» **INSTRUCTIONS FOR THE TASK**
Copy, in full, each line of the material that holds the word "الدعوات".

-- Start of DATA PROVIDED --

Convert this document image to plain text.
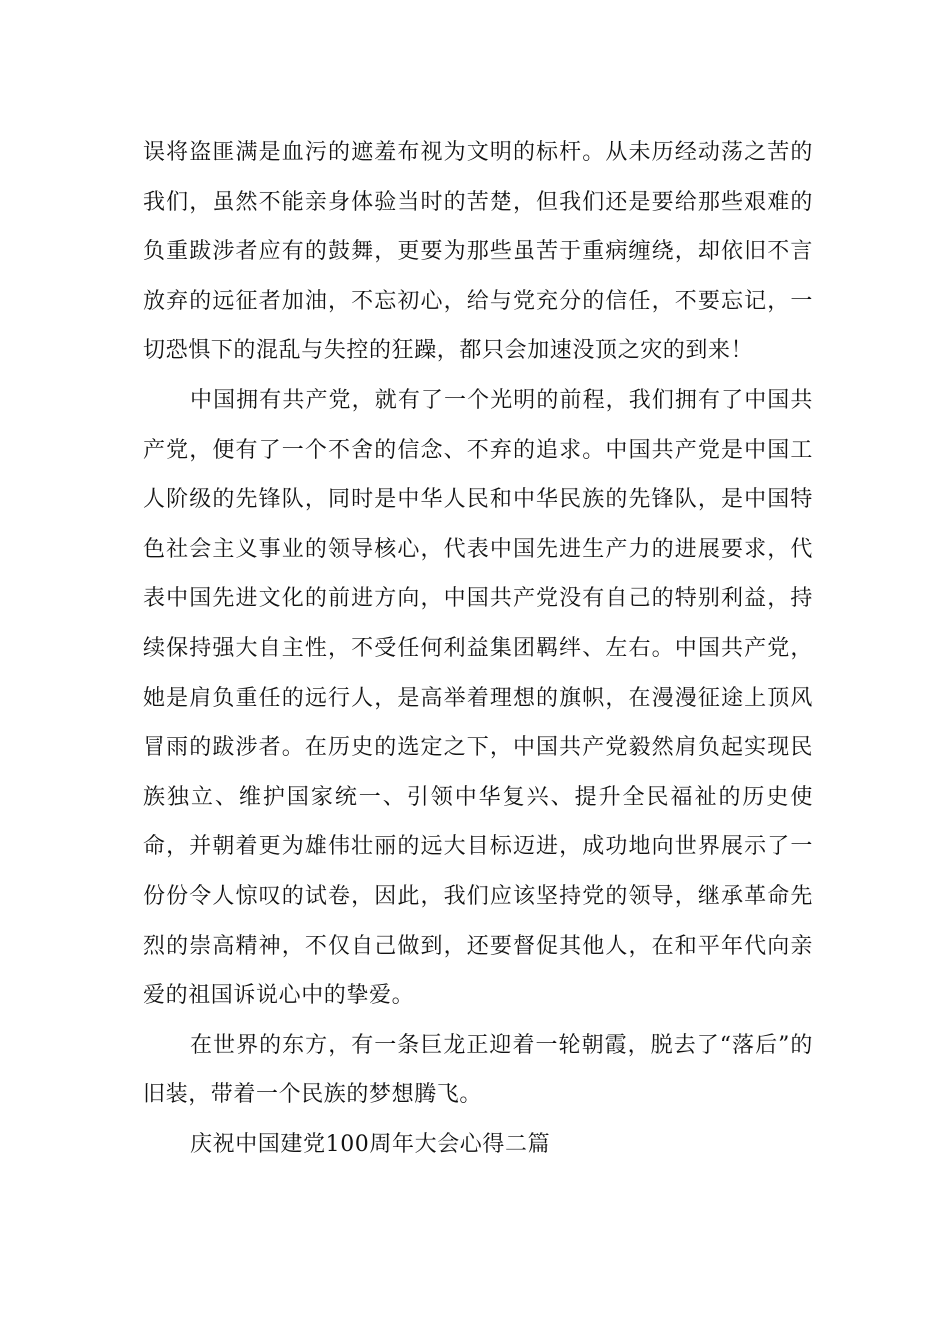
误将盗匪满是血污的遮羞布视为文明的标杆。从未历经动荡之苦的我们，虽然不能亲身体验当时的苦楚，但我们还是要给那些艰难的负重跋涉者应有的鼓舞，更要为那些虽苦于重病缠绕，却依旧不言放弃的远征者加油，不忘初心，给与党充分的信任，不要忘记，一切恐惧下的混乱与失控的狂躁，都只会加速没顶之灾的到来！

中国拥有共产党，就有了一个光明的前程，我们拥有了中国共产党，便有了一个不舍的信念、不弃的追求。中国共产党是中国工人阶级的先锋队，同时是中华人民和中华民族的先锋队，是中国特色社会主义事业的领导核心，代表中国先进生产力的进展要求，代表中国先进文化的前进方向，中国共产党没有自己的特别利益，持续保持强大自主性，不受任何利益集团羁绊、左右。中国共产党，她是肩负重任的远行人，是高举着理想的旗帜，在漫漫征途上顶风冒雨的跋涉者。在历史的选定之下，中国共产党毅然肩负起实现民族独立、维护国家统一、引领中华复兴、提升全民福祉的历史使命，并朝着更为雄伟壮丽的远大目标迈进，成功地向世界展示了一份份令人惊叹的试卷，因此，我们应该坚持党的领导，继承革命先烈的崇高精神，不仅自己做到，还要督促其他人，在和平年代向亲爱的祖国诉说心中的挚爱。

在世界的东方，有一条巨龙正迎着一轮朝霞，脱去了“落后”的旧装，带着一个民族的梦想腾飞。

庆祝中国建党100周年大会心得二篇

-- End of DATA PROVIDED --
-- Start of DATA PROVIDED --

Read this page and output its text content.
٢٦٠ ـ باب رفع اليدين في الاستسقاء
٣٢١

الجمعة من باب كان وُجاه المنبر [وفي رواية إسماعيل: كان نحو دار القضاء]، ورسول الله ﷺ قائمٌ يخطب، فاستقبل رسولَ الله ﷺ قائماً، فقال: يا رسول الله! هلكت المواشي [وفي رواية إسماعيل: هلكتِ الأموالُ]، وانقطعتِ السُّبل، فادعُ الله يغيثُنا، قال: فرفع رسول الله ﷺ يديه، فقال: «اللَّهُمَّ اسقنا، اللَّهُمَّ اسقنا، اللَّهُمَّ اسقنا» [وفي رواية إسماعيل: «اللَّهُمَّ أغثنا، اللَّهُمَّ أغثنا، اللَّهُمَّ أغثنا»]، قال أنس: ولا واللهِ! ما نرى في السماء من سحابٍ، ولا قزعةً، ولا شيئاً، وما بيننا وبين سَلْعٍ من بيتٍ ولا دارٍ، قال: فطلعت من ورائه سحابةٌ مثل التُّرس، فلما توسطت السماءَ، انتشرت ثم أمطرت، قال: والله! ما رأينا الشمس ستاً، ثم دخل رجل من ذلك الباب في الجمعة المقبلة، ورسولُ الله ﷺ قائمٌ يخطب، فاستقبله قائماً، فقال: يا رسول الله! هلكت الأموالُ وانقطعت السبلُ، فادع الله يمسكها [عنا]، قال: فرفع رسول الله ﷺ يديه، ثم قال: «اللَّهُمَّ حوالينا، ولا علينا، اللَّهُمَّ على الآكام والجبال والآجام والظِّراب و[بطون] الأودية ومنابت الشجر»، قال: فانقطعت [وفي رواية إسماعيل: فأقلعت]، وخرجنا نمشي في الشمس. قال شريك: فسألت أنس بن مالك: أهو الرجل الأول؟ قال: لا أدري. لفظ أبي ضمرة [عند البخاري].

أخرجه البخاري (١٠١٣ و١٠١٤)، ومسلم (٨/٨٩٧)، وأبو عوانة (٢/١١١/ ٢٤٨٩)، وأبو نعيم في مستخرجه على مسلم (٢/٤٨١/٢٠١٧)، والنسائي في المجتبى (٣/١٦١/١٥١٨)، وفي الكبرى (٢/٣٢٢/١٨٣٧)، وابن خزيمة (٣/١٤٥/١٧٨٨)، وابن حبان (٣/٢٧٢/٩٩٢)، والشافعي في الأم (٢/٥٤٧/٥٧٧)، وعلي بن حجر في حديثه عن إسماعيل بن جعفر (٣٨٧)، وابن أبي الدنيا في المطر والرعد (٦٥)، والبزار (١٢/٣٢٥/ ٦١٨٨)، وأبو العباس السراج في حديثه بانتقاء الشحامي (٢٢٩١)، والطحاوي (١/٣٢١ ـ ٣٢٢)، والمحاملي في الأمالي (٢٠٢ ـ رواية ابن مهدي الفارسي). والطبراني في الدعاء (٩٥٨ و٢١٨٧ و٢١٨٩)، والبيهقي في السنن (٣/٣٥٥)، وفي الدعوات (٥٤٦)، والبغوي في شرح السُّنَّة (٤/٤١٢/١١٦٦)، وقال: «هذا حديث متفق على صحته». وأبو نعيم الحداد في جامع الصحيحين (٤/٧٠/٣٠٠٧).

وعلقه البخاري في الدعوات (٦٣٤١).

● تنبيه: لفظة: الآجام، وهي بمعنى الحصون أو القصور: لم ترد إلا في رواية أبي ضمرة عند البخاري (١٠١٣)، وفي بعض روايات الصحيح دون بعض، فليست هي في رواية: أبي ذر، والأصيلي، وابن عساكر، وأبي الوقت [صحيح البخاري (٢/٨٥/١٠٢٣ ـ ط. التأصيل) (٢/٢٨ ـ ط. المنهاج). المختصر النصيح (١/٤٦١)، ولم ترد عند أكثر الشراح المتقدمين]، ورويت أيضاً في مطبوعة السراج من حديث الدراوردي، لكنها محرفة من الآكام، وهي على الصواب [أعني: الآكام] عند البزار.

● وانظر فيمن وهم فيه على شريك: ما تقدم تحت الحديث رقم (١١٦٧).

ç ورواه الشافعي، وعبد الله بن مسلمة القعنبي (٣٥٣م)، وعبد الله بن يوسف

-- End of DATA PROVIDED --

» **SOLUTION FOR THIS PROBLEM**
أخرجه البخاري (١٠١٣ و١٠١٤)، ومسلم (٨/٨٩٧)، وأبو عوانة (٢/١١١/ ٢٤٨٩)، وأبو نعيم في مستخرجه على مسلم (٢/٤٨١/٢٠١٧)، والنسائي في المجتبى (٣/١٦١/١٥١٨)، وفي الكبرى (٢/٣٢٢/١٨٣٧)، وابن خزيمة (٣/١٤٥/١٧٨٨)، وابن حبان (٣/٢٧٢/٩٩٢)، والشافعي في الأم (٢/٥٤٧/٥٧٧)، وعلي بن حجر في حديثه عن إسماعيل بن جعفر (٣٨٧)، وابن أبي الدنيا في المطر والرعد (٦٥)، والبزار (١٢/٣٢٥/ ٦١٨٨)، وأبو العباس السراج في حديثه بانتقاء الشحامي (٢٢٩١)، والطحاوي (١/٣٢١ ـ ٣٢٢)، والمحاملي في الأمالي (٢٠٢ ـ رواية ابن مهدي الفارسي). والطبراني في الدعاء (٩٥٨ و٢١٨٧ و٢١٨٩)، والبيهقي في السنن (٣/٣٥٥)، وفي الدعوات (٥٤٦)، والبغوي في شرح السُّنَّة (٤/٤١٢/١١٦٦)، وقال: «هذا حديث متفق على صحته». وأبو نعيم الحداد في جامع الصحيحين (٤/٧٠/٣٠٠٧).
وعلقه البخاري في الدعوات (٦٣٤١).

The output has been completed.